Figure collection entries

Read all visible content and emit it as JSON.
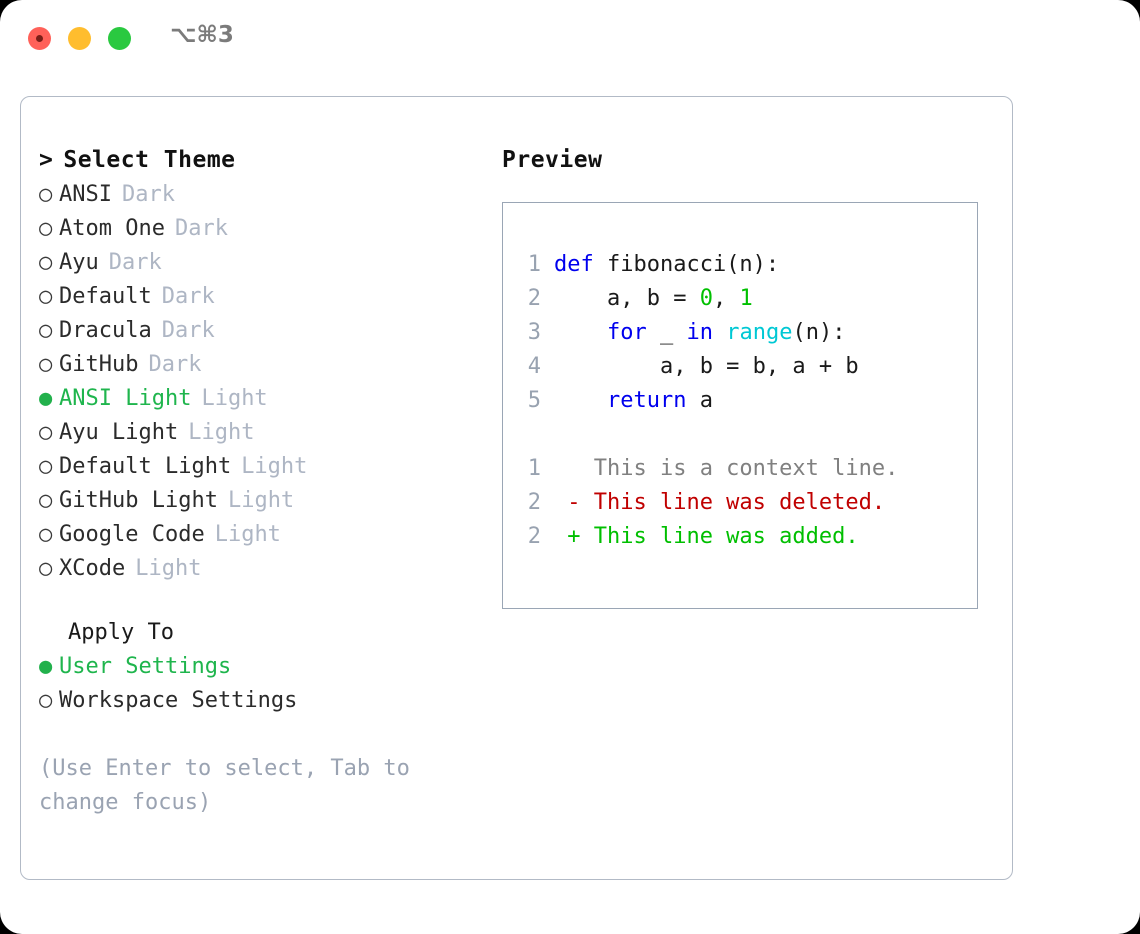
{
  "titlebar": {
    "shortcut": "⌥⌘3",
    "buttons": {
      "close": "close-window",
      "minimize": "minimize-window",
      "maximize": "maximize-window"
    }
  },
  "theme_selector": {
    "header": "Select Theme",
    "caret": ">",
    "bullet_selected": "●",
    "bullet_unselected": "○",
    "items": [
      {
        "name": "ANSI",
        "mode": "Dark",
        "selected": false
      },
      {
        "name": "Atom One",
        "mode": "Dark",
        "selected": false
      },
      {
        "name": "Ayu",
        "mode": "Dark",
        "selected": false
      },
      {
        "name": "Default",
        "mode": "Dark",
        "selected": false
      },
      {
        "name": "Dracula",
        "mode": "Dark",
        "selected": false
      },
      {
        "name": "GitHub",
        "mode": "Dark",
        "selected": false
      },
      {
        "name": "ANSI Light",
        "mode": "Light",
        "selected": true
      },
      {
        "name": "Ayu Light",
        "mode": "Light",
        "selected": false
      },
      {
        "name": "Default Light",
        "mode": "Light",
        "selected": false
      },
      {
        "name": "GitHub Light",
        "mode": "Light",
        "selected": false
      },
      {
        "name": "Google Code",
        "mode": "Light",
        "selected": false
      },
      {
        "name": "XCode",
        "mode": "Light",
        "selected": false
      }
    ]
  },
  "apply_to": {
    "heading": "Apply To",
    "options": [
      {
        "label": "User Settings",
        "selected": true
      },
      {
        "label": "Workspace Settings",
        "selected": false
      }
    ]
  },
  "hint": "(Use Enter to select, Tab to change focus)",
  "preview": {
    "header": "Preview",
    "code": {
      "lines": [
        {
          "number": "1",
          "tokens": [
            {
              "text": "def ",
              "type": "kw"
            },
            {
              "text": "fibonacci(n):",
              "type": "plain"
            }
          ]
        },
        {
          "number": "2",
          "tokens": [
            {
              "text": "    a, b = ",
              "type": "plain"
            },
            {
              "text": "0",
              "type": "num"
            },
            {
              "text": ", ",
              "type": "plain"
            },
            {
              "text": "1",
              "type": "num"
            }
          ]
        },
        {
          "number": "3",
          "tokens": [
            {
              "text": "    ",
              "type": "plain"
            },
            {
              "text": "for",
              "type": "kw"
            },
            {
              "text": " _ ",
              "type": "plain"
            },
            {
              "text": "in",
              "type": "kw"
            },
            {
              "text": " ",
              "type": "plain"
            },
            {
              "text": "range",
              "type": "fn"
            },
            {
              "text": "(n):",
              "type": "plain"
            }
          ]
        },
        {
          "number": "4",
          "tokens": [
            {
              "text": "        a, b = b, a + b",
              "type": "plain"
            }
          ]
        },
        {
          "number": "5",
          "tokens": [
            {
              "text": "    ",
              "type": "plain"
            },
            {
              "text": "return",
              "type": "kw"
            },
            {
              "text": " a",
              "type": "plain"
            }
          ]
        }
      ]
    },
    "diff": {
      "lines": [
        {
          "number": "1",
          "marker": " ",
          "text": "This is a context line.",
          "type": "context"
        },
        {
          "number": "2",
          "marker": "-",
          "text": "This line was deleted.",
          "type": "deleted"
        },
        {
          "number": "2",
          "marker": "+",
          "text": "This line was added.",
          "type": "added"
        }
      ]
    }
  },
  "colors": {
    "selected_green": "#1fb54d",
    "keyword_blue": "#0000ee",
    "function_cyan": "#00c8d4",
    "number_green": "#00c000",
    "diff_deleted": "#c00000",
    "diff_added": "#00bf00",
    "diff_context": "#808080",
    "line_number": "#98a2b0",
    "muted_label": "#aeb6c4",
    "hint_text": "#9aa3b2",
    "panel_border": "#b2bac6",
    "preview_border": "#9aa6b5"
  }
}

_Exercise task_.
All lines in the data that contain the word "Settings" should be copied.

_Worked answer_.
        "label": "User Settings",
        "label": "Workspace Settings",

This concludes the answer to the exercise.